Stated exercise: Look through the records below, and copy out every line that holds the string "both".

Records for the task:

....

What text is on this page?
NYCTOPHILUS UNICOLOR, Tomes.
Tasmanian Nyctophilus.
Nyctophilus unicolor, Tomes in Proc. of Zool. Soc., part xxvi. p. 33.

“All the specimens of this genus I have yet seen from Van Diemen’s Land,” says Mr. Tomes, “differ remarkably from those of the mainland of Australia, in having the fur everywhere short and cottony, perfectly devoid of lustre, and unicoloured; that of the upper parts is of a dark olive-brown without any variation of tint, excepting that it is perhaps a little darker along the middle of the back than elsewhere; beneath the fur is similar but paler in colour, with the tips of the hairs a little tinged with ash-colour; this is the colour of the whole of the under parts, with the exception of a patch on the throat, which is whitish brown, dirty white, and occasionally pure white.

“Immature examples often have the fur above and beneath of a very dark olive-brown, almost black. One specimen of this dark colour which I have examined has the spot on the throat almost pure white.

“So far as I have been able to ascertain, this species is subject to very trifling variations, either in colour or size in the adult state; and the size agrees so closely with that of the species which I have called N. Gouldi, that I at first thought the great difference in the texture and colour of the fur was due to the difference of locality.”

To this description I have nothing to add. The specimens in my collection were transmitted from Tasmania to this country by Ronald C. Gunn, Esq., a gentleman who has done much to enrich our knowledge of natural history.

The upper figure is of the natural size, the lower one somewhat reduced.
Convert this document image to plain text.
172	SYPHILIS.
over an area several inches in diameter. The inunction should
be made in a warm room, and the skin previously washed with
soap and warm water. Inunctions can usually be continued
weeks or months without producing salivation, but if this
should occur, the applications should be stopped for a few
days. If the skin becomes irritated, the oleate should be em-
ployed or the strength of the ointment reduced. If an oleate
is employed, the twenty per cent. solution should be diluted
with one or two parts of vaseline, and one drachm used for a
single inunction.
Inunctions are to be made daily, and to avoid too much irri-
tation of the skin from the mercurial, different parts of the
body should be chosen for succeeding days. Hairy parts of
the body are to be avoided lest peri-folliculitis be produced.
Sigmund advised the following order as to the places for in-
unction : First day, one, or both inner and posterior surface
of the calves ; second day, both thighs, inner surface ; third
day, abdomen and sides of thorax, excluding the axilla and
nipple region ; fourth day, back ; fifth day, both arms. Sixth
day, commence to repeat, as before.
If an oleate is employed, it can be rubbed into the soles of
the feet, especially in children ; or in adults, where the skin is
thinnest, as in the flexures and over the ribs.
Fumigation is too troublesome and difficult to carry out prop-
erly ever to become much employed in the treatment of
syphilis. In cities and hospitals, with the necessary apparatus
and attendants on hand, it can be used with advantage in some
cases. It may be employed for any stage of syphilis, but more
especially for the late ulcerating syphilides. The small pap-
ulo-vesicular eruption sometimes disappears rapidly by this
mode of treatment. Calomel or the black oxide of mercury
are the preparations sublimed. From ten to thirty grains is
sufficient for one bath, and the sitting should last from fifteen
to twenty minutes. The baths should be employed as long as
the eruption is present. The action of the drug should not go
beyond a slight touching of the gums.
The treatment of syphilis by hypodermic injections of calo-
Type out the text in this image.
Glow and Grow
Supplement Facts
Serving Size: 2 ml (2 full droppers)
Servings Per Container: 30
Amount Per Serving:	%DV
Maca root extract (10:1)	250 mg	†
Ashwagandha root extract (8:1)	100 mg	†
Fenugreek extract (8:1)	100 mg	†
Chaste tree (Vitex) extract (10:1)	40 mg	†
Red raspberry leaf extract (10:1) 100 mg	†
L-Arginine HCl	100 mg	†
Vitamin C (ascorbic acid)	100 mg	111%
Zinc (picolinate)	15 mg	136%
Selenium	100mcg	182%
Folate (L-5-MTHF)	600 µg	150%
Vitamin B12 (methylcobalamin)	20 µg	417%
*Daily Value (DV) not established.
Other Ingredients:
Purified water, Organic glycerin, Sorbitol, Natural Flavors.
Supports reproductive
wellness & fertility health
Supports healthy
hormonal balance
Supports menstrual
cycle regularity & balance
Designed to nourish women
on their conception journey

....

Task response:
unction : First day, one, or both inner and posterior surface
of the calves ; second day, both thighs, inner surface ; third
nipple region ; fourth day, back ; fifth day, both arms. Sixth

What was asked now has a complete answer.